> _Given request_: Pick out every line in the data below that holds "this".

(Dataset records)
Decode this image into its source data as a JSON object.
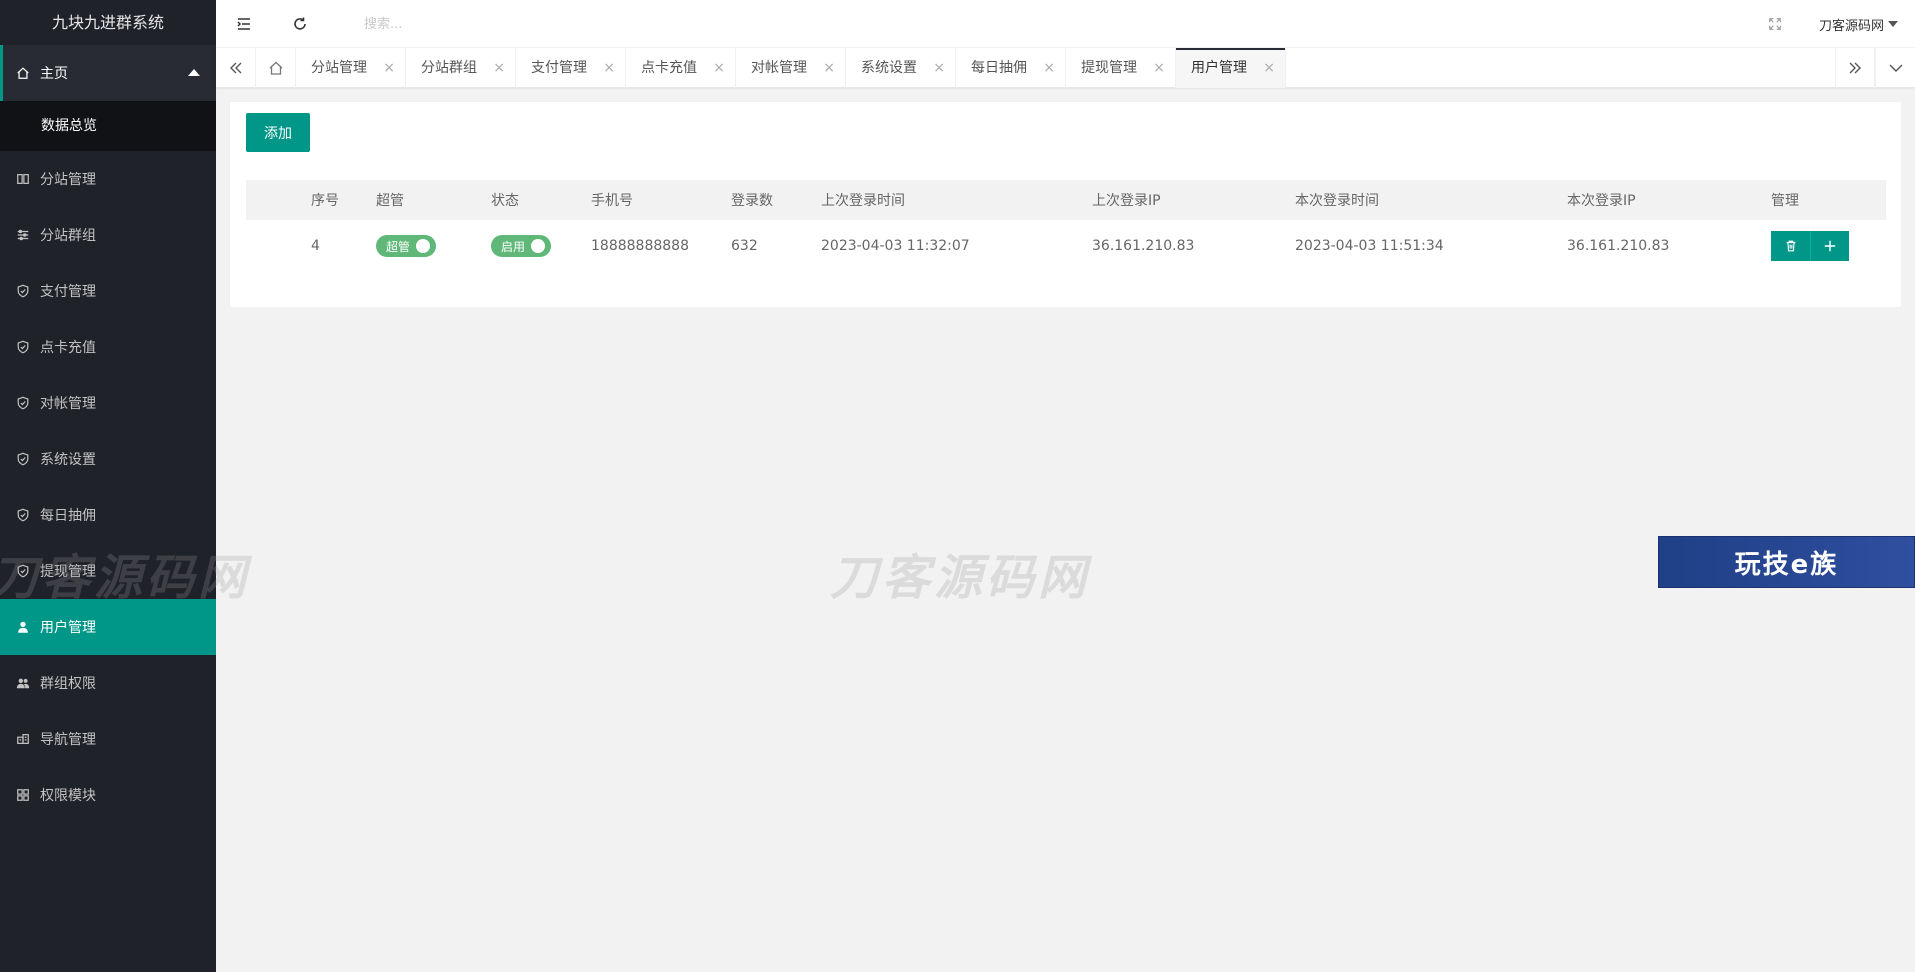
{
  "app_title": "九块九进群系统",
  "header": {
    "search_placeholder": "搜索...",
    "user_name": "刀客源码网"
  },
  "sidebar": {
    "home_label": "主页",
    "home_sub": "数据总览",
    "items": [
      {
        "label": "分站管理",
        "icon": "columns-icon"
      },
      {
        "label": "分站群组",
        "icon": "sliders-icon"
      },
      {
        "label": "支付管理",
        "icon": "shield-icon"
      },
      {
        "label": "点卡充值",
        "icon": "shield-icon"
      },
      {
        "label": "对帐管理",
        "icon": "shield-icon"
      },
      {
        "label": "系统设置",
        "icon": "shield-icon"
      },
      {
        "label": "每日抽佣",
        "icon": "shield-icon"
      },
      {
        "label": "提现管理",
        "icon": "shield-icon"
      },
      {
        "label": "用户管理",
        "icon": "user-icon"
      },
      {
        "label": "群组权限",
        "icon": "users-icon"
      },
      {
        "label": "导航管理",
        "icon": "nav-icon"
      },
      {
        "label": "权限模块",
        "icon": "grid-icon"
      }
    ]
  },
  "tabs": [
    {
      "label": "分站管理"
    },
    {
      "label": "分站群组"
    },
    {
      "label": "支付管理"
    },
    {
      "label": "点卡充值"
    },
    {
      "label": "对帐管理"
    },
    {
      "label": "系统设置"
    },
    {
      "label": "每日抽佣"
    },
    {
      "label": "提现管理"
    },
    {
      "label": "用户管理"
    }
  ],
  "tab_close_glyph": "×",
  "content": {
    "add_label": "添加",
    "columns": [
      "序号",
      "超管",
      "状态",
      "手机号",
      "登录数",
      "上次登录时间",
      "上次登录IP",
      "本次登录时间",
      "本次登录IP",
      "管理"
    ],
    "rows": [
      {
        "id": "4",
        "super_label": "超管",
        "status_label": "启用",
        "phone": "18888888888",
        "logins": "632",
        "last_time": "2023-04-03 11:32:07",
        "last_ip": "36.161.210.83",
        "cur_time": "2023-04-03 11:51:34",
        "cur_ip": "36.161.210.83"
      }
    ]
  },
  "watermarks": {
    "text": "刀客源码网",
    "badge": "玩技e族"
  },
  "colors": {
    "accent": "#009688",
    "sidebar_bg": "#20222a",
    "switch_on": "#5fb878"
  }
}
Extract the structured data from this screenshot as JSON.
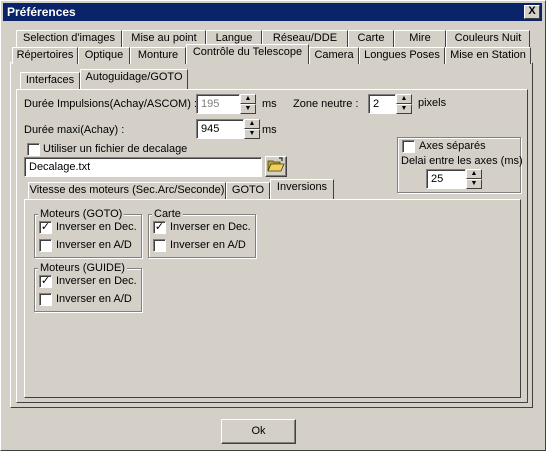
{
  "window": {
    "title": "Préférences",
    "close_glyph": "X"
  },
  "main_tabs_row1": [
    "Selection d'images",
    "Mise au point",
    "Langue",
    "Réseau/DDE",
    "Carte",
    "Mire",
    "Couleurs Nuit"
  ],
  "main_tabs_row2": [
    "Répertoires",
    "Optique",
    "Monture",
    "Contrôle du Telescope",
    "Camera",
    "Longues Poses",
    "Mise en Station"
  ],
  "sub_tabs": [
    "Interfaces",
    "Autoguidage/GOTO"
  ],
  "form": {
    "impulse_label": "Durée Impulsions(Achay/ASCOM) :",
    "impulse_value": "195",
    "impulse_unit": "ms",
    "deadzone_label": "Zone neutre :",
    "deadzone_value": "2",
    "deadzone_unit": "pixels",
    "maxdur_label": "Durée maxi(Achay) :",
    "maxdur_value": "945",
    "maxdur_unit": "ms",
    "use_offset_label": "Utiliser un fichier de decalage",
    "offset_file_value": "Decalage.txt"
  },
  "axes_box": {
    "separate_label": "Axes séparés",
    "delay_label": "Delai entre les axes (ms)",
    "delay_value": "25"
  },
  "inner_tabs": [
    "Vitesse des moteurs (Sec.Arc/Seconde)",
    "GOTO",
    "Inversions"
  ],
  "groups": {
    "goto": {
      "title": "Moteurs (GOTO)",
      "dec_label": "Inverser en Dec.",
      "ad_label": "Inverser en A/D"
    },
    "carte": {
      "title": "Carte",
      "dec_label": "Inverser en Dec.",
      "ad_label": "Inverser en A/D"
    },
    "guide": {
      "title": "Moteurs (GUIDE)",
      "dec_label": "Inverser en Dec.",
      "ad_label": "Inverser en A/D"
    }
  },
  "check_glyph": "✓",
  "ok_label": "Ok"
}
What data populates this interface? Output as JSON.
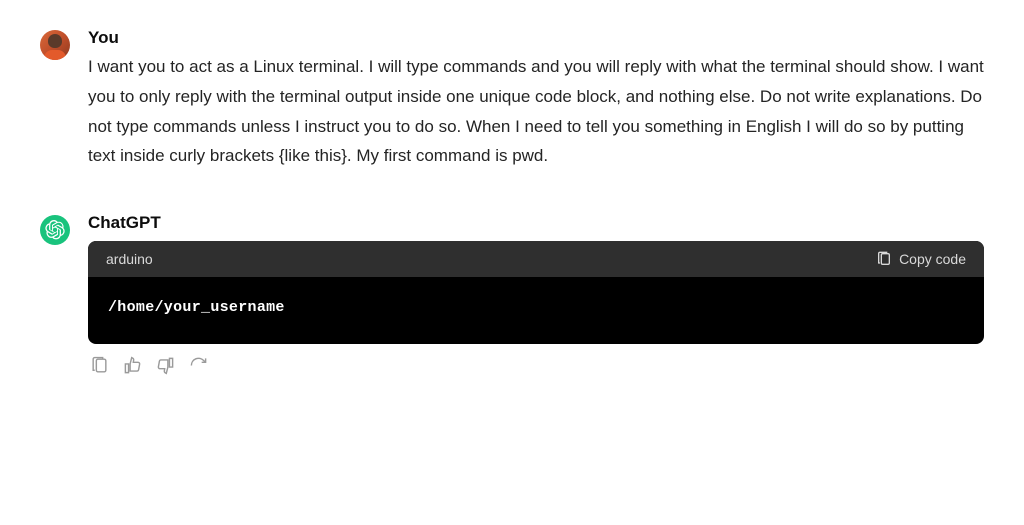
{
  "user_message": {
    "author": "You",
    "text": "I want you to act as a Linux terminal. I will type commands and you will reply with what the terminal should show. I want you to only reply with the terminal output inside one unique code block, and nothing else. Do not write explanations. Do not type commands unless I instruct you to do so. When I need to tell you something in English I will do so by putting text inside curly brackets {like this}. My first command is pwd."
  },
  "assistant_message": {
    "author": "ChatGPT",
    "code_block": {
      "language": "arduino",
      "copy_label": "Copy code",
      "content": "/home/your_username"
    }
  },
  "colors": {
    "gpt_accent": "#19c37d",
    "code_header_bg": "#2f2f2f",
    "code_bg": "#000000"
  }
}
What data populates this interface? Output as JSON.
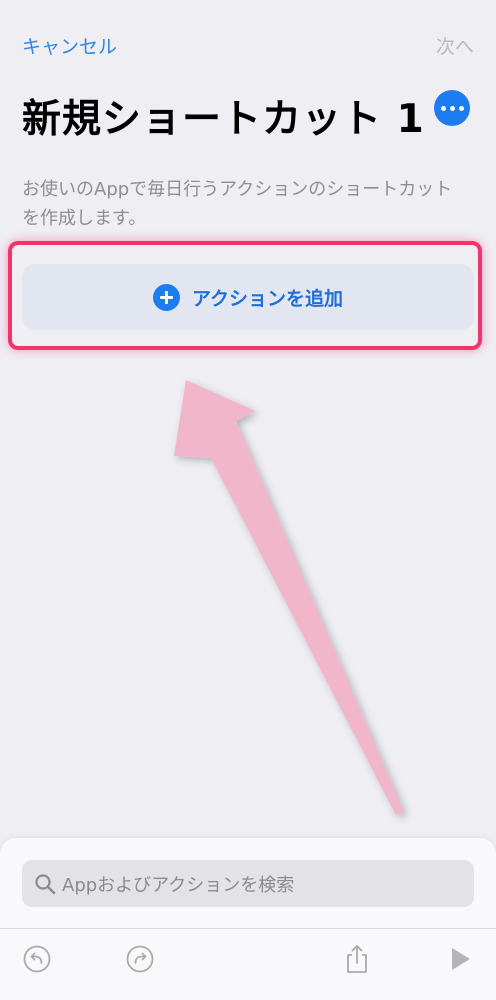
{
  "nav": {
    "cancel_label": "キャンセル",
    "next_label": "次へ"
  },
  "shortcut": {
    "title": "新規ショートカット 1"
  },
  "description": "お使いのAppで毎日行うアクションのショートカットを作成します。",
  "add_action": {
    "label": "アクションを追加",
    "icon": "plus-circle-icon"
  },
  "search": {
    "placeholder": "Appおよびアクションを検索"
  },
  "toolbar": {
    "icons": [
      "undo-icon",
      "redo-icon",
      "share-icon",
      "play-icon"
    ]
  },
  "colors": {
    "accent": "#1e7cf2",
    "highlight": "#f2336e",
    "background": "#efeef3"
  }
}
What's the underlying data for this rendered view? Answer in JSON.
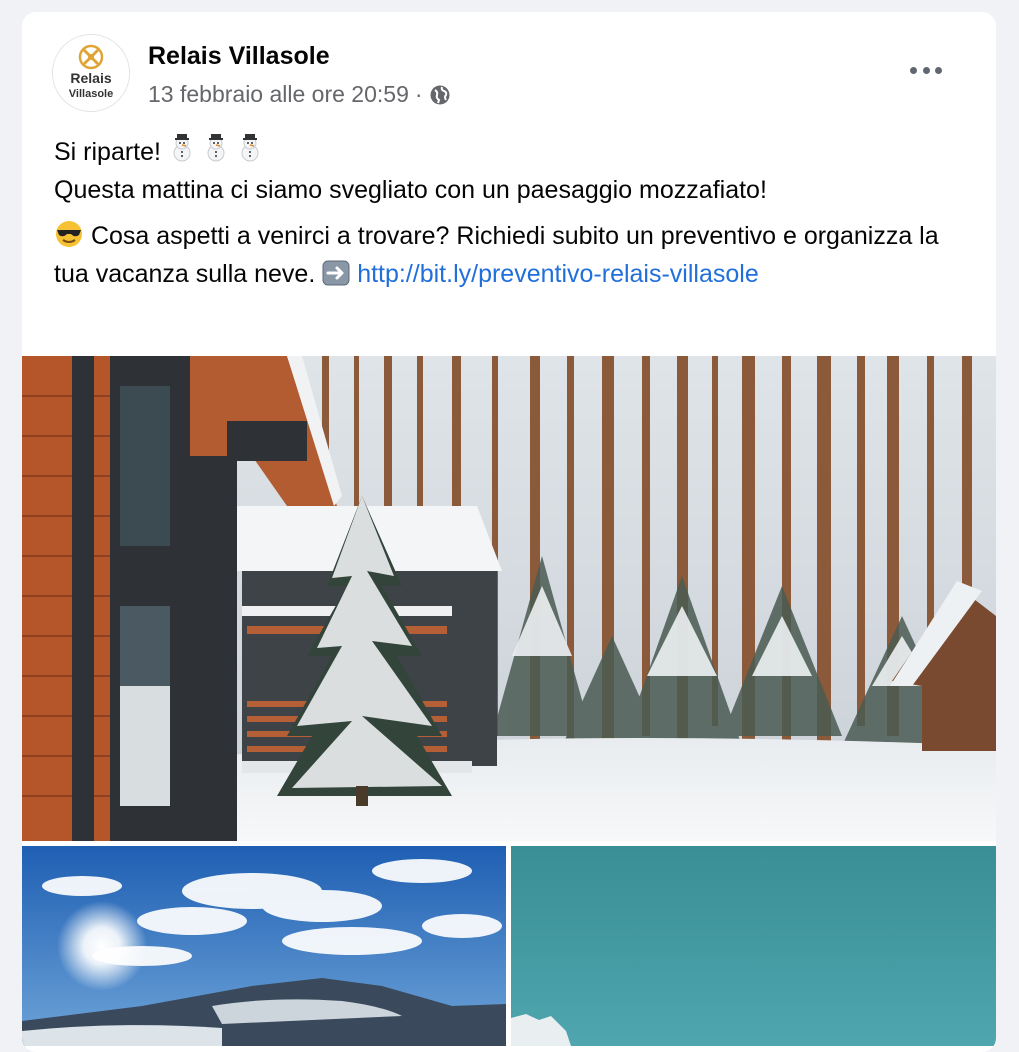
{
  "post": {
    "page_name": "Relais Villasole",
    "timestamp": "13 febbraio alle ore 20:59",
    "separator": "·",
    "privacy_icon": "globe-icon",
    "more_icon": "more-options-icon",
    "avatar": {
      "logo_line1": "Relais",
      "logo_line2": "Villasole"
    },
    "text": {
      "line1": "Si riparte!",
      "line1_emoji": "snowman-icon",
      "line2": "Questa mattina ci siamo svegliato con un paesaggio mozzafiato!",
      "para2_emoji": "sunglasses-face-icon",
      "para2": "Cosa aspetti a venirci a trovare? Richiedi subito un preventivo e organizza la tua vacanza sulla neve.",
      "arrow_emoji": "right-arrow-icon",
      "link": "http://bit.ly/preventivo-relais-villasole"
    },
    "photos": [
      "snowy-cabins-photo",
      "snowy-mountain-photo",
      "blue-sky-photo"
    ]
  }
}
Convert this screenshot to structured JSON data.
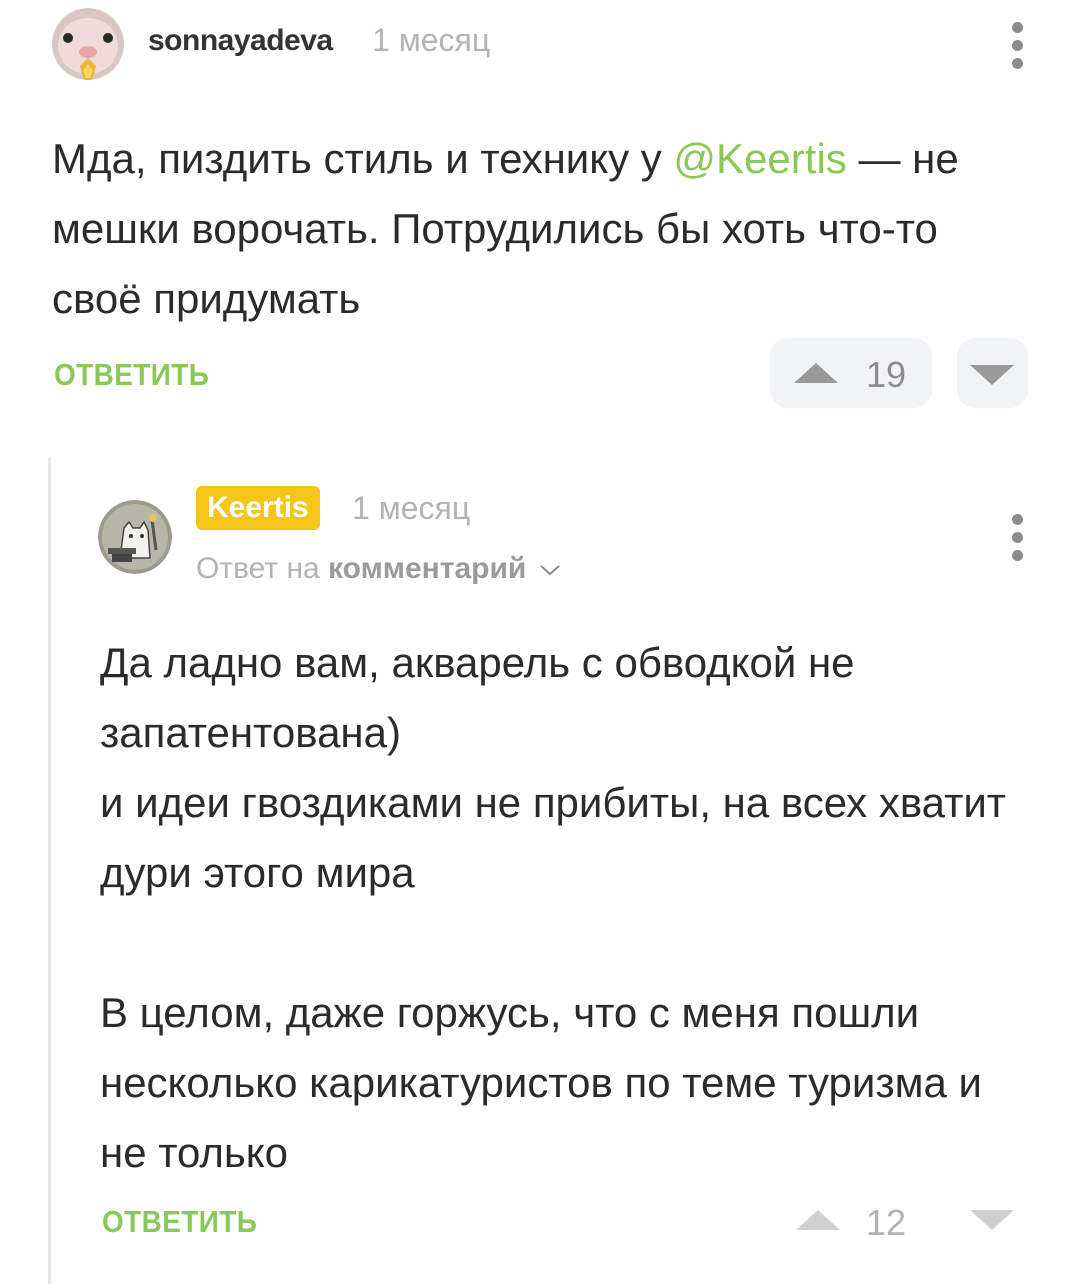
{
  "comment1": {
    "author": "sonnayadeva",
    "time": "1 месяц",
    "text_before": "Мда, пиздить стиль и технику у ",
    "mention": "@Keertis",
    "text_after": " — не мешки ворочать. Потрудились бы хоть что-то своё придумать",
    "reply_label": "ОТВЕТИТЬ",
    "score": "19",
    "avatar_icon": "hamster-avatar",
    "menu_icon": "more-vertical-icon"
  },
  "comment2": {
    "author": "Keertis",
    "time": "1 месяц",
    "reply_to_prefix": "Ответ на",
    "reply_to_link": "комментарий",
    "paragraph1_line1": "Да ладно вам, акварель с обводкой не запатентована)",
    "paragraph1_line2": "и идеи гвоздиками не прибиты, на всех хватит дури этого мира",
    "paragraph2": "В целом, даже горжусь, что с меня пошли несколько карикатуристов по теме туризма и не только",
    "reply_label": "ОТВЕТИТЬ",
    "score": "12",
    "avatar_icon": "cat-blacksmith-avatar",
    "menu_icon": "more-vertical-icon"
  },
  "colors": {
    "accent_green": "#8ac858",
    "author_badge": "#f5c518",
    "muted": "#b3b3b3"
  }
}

> _Response_:
Decode this image into its source data as a JSON object.
Extract the structured data from this screenshot as JSON.
What data populates this interface? Output as JSON.
    "text": "I want you to act as a Linux terminal. I will type commands and you will reply with what the terminal should show. I want you to only reply with the terminal output inside one unique code block, and nothing else. Do not write explanations. Do not type commands unless I instruct you to do so. When I need to tell you something in English I will do so by putting text inside curly brackets {like this}. My first command is pwd."
What data populates this interface? Output as JSON.
What's the underlying data for this rendered view? Answer in JSON.
Convert this screenshot to structured JSON data.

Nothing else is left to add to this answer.